- **Task to carry out**: Retype the data lines below word for word, starting at the line that contains "data-label: 4.5 <box>681 204 702 218</box>" and ending at the line that contains "data-label: 69.4 <box>242 709 268 723</box>".

- **Input records**:
** BEGIN **
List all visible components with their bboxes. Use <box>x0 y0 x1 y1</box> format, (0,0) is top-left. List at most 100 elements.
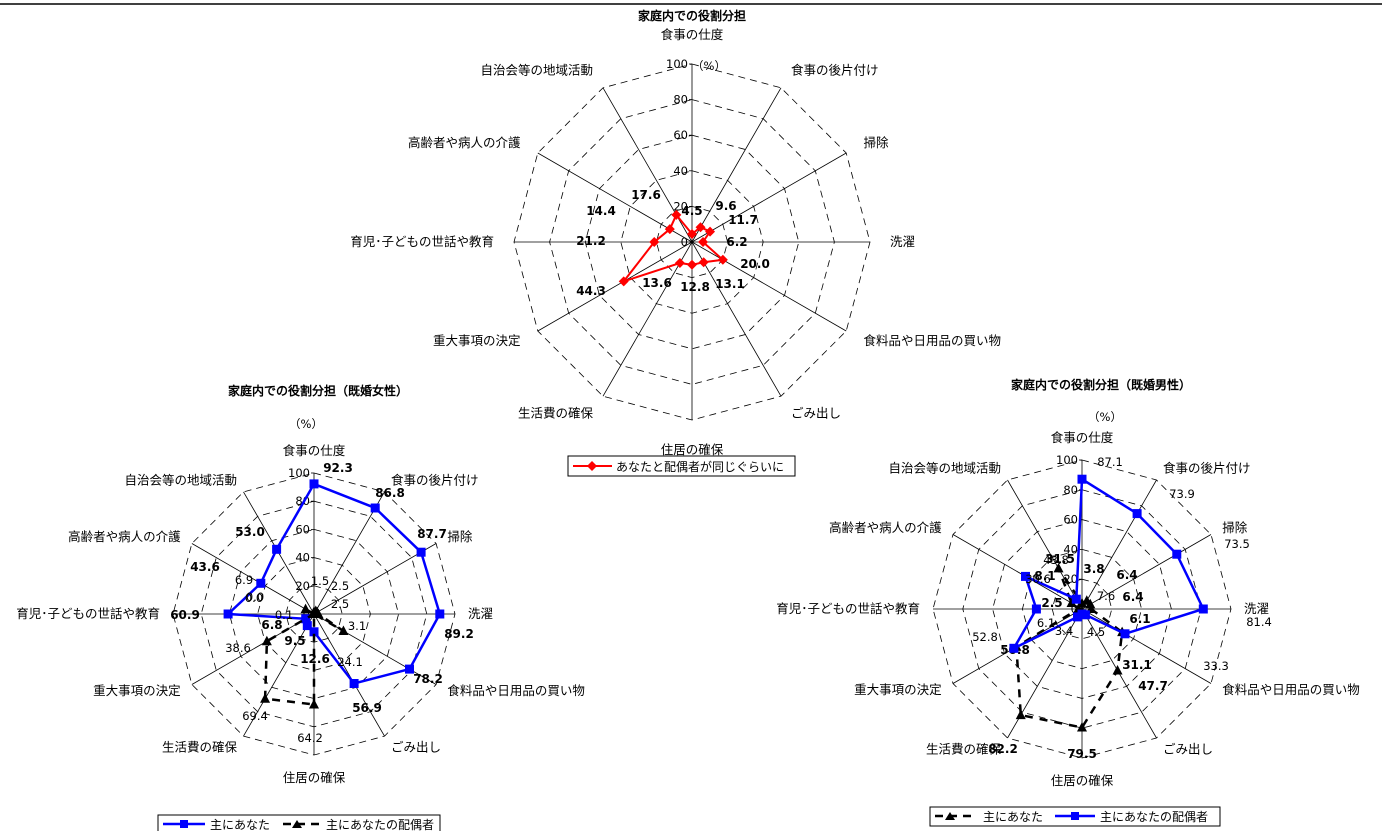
data-label: 4.5 <box>681 204 702 218</box>
data-label: 6.9 <box>235 573 253 587</box>
data-point <box>698 237 709 247</box>
data-label: 7.6 <box>1097 589 1115 603</box>
spoke <box>1007 479 1083 610</box>
data-label: 69.4 <box>242 709 268 723</box>
spoke <box>691 152 847 243</box>
spoke <box>691 87 782 243</box>
category-label: 重大事項の決定 <box>433 333 521 348</box>
chart3-unit: （%） <box>1088 410 1122 424</box>
category-label: 自治会等の地域活動 <box>888 461 1001 476</box>
data-label: 9.5 <box>284 634 305 648</box>
data-label: 6.1 <box>1129 612 1150 626</box>
data-point <box>1077 721 1087 732</box>
data-point <box>1077 474 1087 484</box>
series-line <box>620 213 726 284</box>
data-point <box>1073 612 1082 622</box>
category-label: 掃除 <box>864 135 890 150</box>
category-label: 食事の後片付け <box>791 63 879 78</box>
data-label: 0.0 <box>246 590 264 604</box>
data-point <box>223 609 233 619</box>
category-label: 食料品や日用品の買い物 <box>864 333 1002 348</box>
data-label: 73.5 <box>1224 537 1250 551</box>
chart3-legend-label-1: 主にあなた <box>983 810 1043 824</box>
data-point <box>309 699 319 709</box>
data-label: 92.3 <box>323 461 353 475</box>
data-label: 2.5 <box>1041 596 1062 610</box>
category-label: 育児･子どもの世話や教育 <box>776 601 920 616</box>
spoke <box>952 534 1083 610</box>
tick-label: 80 <box>673 93 688 107</box>
tick-label: 40 <box>1063 542 1078 556</box>
data-label: 81.4 <box>1246 615 1272 629</box>
spoke <box>191 613 315 685</box>
data-label: 1.5 <box>311 574 329 588</box>
data-point <box>687 228 697 239</box>
category-label: 掃除 <box>447 529 473 544</box>
chart3-legend-marker-2 <box>1071 812 1079 820</box>
data-point <box>649 237 660 247</box>
data-point <box>618 276 629 287</box>
data-label: 8.1 <box>1034 569 1055 583</box>
data-point <box>435 609 445 619</box>
chart3-title: 家庭内での役割分担（既婚男性） <box>1011 377 1191 392</box>
tick-label: 40 <box>295 551 310 565</box>
data-label: 87.7 <box>417 527 447 541</box>
series-2: 1.5 2.52.53.124.10.064.269.438.60.16.90.0 <box>225 573 366 745</box>
data-label: 78.2 <box>413 672 443 686</box>
data-label: 24.1 <box>337 655 363 669</box>
tick-label: 0 <box>1071 602 1078 616</box>
data-point <box>695 222 706 233</box>
data-point <box>338 625 349 635</box>
data-point <box>370 503 380 513</box>
chart1-unit: （%） <box>692 59 726 73</box>
data-label: 0.0 <box>245 591 263 605</box>
tick-label: 0 <box>681 235 688 249</box>
data-point <box>260 693 271 703</box>
data-label: 2.5 <box>331 579 349 593</box>
category-label: 重大事項の決定 <box>93 683 181 698</box>
chart3-legend-label-2: 主にあなたの配偶者 <box>1100 810 1208 824</box>
spoke <box>191 543 315 615</box>
data-label: 87.1 <box>1097 455 1123 469</box>
chart2-legend-marker-2 <box>292 820 302 828</box>
spoke <box>1081 534 1212 610</box>
tick-label: 20 <box>295 579 310 593</box>
data-point <box>1066 597 1077 607</box>
data-point <box>717 254 728 265</box>
tick-label: 80 <box>1063 483 1078 497</box>
chart1-legend-label: あなたと配偶者が同じぐらいに <box>616 459 784 474</box>
data-point <box>1120 629 1130 639</box>
data-label: 6.2 <box>726 235 747 249</box>
chart1-legend-marker <box>587 461 597 471</box>
category-label: 住居の確保 <box>661 442 724 457</box>
spoke <box>602 241 693 397</box>
chart2-legend-label-1: 主にあなた <box>210 818 270 831</box>
data-label: 52.8 <box>972 630 998 644</box>
data-point <box>674 257 685 268</box>
data-point <box>302 621 312 631</box>
radar-plots: 020406080100食事の仕度食事の後片付け掃除洗濯食料品や日用品の買い物ご… <box>16 27 1360 788</box>
data-label: 31.5 <box>1045 552 1075 566</box>
data-label: 12.6 <box>300 652 330 666</box>
data-label: 53.0 <box>235 525 265 539</box>
chart3-legend: 主にあなた 主にあなたの配偶者 <box>929 806 1221 827</box>
data-point <box>1009 643 1019 653</box>
category-label: 自治会等の地域活動 <box>124 473 237 488</box>
data-label: 33.3 <box>1203 659 1229 673</box>
category-label: 高齢者や病人の介護 <box>408 135 521 150</box>
data-label: 86.8 <box>375 486 405 500</box>
spoke <box>691 241 782 397</box>
data-point <box>309 627 319 637</box>
category-label: 住居の確保 <box>1051 773 1114 788</box>
data-point <box>1071 594 1081 604</box>
data-point <box>256 578 266 588</box>
category-label: 食事の仕度 <box>1051 430 1114 445</box>
data-point <box>698 257 709 268</box>
tick-label: 0 <box>303 607 310 621</box>
category-label: 洗濯 <box>890 234 915 249</box>
tick-label: 100 <box>288 466 310 480</box>
chart2-title: 家庭内での役割分担（既婚女性） <box>228 383 408 398</box>
data-label: 21.2 <box>576 234 606 248</box>
data-label: 2.5 <box>331 597 349 611</box>
data-point <box>309 479 319 489</box>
** END **
- **Expected output**:
data-label: 4.5 <box>681 204 702 218</box>
data-label: 6.9 <box>235 573 253 587</box>
data-point <box>698 237 709 247</box>
data-label: 7.6 <box>1097 589 1115 603</box>
spoke <box>1007 479 1083 610</box>
data-label: 69.4 <box>242 709 268 723</box>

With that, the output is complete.